** start Supplied information **

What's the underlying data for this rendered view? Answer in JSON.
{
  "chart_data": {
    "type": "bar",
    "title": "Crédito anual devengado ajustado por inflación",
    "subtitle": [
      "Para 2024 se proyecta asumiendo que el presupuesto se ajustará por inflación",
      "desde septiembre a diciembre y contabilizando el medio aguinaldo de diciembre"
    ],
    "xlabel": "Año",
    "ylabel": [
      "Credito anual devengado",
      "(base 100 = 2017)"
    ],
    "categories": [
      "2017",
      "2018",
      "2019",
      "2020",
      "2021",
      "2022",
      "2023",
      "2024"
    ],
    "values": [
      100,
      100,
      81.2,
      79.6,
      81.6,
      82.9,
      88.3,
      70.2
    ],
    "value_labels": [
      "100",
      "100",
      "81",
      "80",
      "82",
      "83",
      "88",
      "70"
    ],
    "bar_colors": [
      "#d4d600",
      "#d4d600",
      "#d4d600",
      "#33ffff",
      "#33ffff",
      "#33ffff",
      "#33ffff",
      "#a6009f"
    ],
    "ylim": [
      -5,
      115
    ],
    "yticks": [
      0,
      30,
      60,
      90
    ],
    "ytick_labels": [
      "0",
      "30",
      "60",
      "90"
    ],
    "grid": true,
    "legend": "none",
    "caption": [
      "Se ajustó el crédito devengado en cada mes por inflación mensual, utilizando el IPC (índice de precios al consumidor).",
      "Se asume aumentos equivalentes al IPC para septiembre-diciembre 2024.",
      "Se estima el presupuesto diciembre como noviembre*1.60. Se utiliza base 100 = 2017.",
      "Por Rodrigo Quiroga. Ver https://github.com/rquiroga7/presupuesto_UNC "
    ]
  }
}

** end Supplied information **

## [Exercise details]
Copy each line from the records above that includes the string "inflación".

## [The answer]
    "title": "Crédito anual devengado ajustado por inflación",
      "Para 2024 se proyecta asumiendo que el presupuesto se ajustará por inflación",
      "Se ajustó el crédito devengado en cada mes por inflación mensual, utilizando el IPC (índice de precios al consumidor).",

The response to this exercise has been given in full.